* _REQUIREMENT_
Everything in the listing should be restated word for word.

* _EXTRACTED DATA_
+ + + + + + +

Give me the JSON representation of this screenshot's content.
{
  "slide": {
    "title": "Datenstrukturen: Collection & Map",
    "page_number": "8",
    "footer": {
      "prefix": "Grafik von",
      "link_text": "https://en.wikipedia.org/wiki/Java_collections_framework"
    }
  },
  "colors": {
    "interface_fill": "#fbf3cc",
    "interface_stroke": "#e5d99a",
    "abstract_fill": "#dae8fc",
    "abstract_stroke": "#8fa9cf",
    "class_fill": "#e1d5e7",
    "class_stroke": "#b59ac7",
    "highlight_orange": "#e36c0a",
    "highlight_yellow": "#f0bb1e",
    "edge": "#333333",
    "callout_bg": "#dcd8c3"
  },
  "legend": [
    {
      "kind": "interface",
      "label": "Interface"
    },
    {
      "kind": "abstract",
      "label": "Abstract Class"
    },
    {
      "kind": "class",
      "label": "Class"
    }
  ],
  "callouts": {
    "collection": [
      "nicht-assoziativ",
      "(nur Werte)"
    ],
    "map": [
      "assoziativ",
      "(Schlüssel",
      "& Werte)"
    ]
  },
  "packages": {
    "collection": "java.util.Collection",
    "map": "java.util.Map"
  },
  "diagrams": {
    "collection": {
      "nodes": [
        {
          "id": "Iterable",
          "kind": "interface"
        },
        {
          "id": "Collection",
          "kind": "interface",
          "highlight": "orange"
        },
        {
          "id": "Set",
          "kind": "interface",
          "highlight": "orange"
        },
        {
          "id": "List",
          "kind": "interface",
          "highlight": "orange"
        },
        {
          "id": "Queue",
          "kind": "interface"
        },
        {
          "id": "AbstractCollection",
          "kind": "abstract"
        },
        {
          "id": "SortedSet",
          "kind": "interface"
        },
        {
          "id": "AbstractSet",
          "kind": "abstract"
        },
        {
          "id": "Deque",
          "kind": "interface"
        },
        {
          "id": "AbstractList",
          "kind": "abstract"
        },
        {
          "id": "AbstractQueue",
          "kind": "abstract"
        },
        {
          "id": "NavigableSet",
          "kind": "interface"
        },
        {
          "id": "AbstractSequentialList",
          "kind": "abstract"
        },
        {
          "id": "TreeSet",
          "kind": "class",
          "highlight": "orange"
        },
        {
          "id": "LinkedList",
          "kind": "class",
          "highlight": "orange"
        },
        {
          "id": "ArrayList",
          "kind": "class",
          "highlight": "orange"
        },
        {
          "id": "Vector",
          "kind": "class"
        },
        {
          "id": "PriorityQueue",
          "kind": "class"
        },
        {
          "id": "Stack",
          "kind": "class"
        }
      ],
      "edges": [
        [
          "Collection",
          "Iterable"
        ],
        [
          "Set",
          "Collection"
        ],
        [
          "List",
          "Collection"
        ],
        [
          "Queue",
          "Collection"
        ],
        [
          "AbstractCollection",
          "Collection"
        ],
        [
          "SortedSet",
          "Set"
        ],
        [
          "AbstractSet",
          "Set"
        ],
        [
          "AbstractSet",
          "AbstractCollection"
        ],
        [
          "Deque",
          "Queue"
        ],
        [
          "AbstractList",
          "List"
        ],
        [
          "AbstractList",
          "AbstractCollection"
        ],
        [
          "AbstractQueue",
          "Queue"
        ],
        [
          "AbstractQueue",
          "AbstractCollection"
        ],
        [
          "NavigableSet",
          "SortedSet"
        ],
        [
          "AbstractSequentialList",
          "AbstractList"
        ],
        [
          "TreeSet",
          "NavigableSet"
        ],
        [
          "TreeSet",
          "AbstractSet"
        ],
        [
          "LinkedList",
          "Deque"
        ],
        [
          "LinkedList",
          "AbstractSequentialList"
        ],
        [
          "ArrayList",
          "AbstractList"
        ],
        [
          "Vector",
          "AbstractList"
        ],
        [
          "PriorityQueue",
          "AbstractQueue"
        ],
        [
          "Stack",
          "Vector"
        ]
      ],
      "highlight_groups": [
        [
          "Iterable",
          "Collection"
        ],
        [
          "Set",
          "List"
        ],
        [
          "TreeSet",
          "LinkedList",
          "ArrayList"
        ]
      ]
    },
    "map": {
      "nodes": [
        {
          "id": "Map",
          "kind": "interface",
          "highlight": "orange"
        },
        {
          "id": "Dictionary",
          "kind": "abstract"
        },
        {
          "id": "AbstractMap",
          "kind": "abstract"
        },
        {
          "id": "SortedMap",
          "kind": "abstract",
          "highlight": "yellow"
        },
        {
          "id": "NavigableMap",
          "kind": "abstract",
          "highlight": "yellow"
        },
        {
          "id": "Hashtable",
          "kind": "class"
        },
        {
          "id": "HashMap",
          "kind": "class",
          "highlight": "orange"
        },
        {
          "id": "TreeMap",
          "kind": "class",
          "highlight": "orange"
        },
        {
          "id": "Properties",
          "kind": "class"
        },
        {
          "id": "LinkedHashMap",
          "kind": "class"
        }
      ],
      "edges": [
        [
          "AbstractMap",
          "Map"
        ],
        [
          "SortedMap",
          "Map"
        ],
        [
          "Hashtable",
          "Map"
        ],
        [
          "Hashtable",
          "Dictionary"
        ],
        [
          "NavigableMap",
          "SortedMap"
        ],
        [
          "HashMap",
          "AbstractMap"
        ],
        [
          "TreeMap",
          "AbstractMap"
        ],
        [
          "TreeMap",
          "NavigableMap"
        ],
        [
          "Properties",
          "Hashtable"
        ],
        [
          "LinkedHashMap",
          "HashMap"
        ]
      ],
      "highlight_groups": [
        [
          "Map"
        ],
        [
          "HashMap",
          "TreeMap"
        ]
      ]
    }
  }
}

+ + + + + + +

* _RESULT OF THIS TASK_
Give me the JSON representation of this screenshot's content.
{
  "slide": {
    "title": "Datenstrukturen: Collection & Map",
    "page_number": "8",
    "footer": {
      "prefix": "Grafik von",
      "link_text": "https://en.wikipedia.org/wiki/Java_collections_framework"
    }
  },
  "colors": {
    "interface_fill": "#fbf3cc",
    "interface_stroke": "#e5d99a",
    "abstract_fill": "#dae8fc",
    "abstract_stroke": "#8fa9cf",
    "class_fill": "#e1d5e7",
    "class_stroke": "#b59ac7",
    "highlight_orange": "#e36c0a",
    "highlight_yellow": "#f0bb1e",
    "edge": "#333333",
    "callout_bg": "#dcd8c3"
  },
  "legend": [
    {
      "kind": "interface",
      "label": "Interface"
    },
    {
      "kind": "abstract",
      "label": "Abstract Class"
    },
    {
      "kind": "class",
      "label": "Class"
    }
  ],
  "callouts": {
    "collection": [
      "nicht-assoziativ",
      "(nur Werte)"
    ],
    "map": [
      "assoziativ",
      "(Schlüssel",
      "& Werte)"
    ]
  },
  "packages": {
    "collection": "java.util.Collection",
    "map": "java.util.Map"
  },
  "diagrams": {
    "collection": {
      "nodes": [
        {
          "id": "Iterable",
          "kind": "interface"
        },
        {
          "id": "Collection",
          "kind": "interface",
          "highlight": "orange"
        },
        {
          "id": "Set",
          "kind": "interface",
          "highlight": "orange"
        },
        {
          "id": "List",
          "kind": "interface",
          "highlight": "orange"
        },
        {
          "id": "Queue",
          "kind": "interface"
        },
        {
          "id": "AbstractCollection",
          "kind": "abstract"
        },
        {
          "id": "SortedSet",
          "kind": "interface"
        },
        {
          "id": "AbstractSet",
          "kind": "abstract"
        },
        {
          "id": "Deque",
          "kind": "interface"
        },
        {
          "id": "AbstractList",
          "kind": "abstract"
        },
        {
          "id": "AbstractQueue",
          "kind": "abstract"
        },
        {
          "id": "NavigableSet",
          "kind": "interface"
        },
        {
          "id": "AbstractSequentialList",
          "kind": "abstract"
        },
        {
          "id": "TreeSet",
          "kind": "class",
          "highlight": "orange"
        },
        {
          "id": "LinkedList",
          "kind": "class",
          "highlight": "orange"
        },
        {
          "id": "ArrayList",
          "kind": "class",
          "highlight": "orange"
        },
        {
          "id": "Vector",
          "kind": "class"
        },
        {
          "id": "PriorityQueue",
          "kind": "class"
        },
        {
          "id": "Stack",
          "kind": "class"
        }
      ],
      "edges": [
        [
          "Collection",
          "Iterable"
        ],
        [
          "Set",
          "Collection"
        ],
        [
          "List",
          "Collection"
        ],
        [
          "Queue",
          "Collection"
        ],
        [
          "AbstractCollection",
          "Collection"
        ],
        [
          "SortedSet",
          "Set"
        ],
        [
          "AbstractSet",
          "Set"
        ],
        [
          "AbstractSet",
          "AbstractCollection"
        ],
        [
          "Deque",
          "Queue"
        ],
        [
          "AbstractList",
          "List"
        ],
        [
          "AbstractList",
          "AbstractCollection"
        ],
        [
          "AbstractQueue",
          "Queue"
        ],
        [
          "AbstractQueue",
          "AbstractCollection"
        ],
        [
          "NavigableSet",
          "SortedSet"
        ],
        [
          "AbstractSequentialList",
          "AbstractList"
        ],
        [
          "TreeSet",
          "NavigableSet"
        ],
        [
          "TreeSet",
          "AbstractSet"
        ],
        [
          "LinkedList",
          "Deque"
        ],
        [
          "LinkedList",
          "AbstractSequentialList"
        ],
        [
          "ArrayList",
          "AbstractList"
        ],
        [
          "Vector",
          "AbstractList"
        ],
        [
          "PriorityQueue",
          "AbstractQueue"
        ],
        [
          "Stack",
          "Vector"
        ]
      ],
      "highlight_groups": [
        [
          "Iterable",
          "Collection"
        ],
        [
          "Set",
          "List"
        ],
        [
          "TreeSet",
          "LinkedList",
          "ArrayList"
        ]
      ]
    },
    "map": {
      "nodes": [
        {
          "id": "Map",
          "kind": "interface",
          "highlight": "orange"
        },
        {
          "id": "Dictionary",
          "kind": "abstract"
        },
        {
          "id": "AbstractMap",
          "kind": "abstract"
        },
        {
          "id": "SortedMap",
          "kind": "abstract",
          "highlight": "yellow"
        },
        {
          "id": "NavigableMap",
          "kind": "abstract",
          "highlight": "yellow"
        },
        {
          "id": "Hashtable",
          "kind": "class"
        },
        {
          "id": "HashMap",
          "kind": "class",
          "highlight": "orange"
        },
        {
          "id": "TreeMap",
          "kind": "class",
          "highlight": "orange"
        },
        {
          "id": "Properties",
          "kind": "class"
        },
        {
          "id": "LinkedHashMap",
          "kind": "class"
        }
      ],
      "edges": [
        [
          "AbstractMap",
          "Map"
        ],
        [
          "SortedMap",
          "Map"
        ],
        [
          "Hashtable",
          "Map"
        ],
        [
          "Hashtable",
          "Dictionary"
        ],
        [
          "NavigableMap",
          "SortedMap"
        ],
        [
          "HashMap",
          "AbstractMap"
        ],
        [
          "TreeMap",
          "AbstractMap"
        ],
        [
          "TreeMap",
          "NavigableMap"
        ],
        [
          "Properties",
          "Hashtable"
        ],
        [
          "LinkedHashMap",
          "HashMap"
        ]
      ],
      "highlight_groups": [
        [
          "Map"
        ],
        [
          "HashMap",
          "TreeMap"
        ]
      ]
    }
  }
}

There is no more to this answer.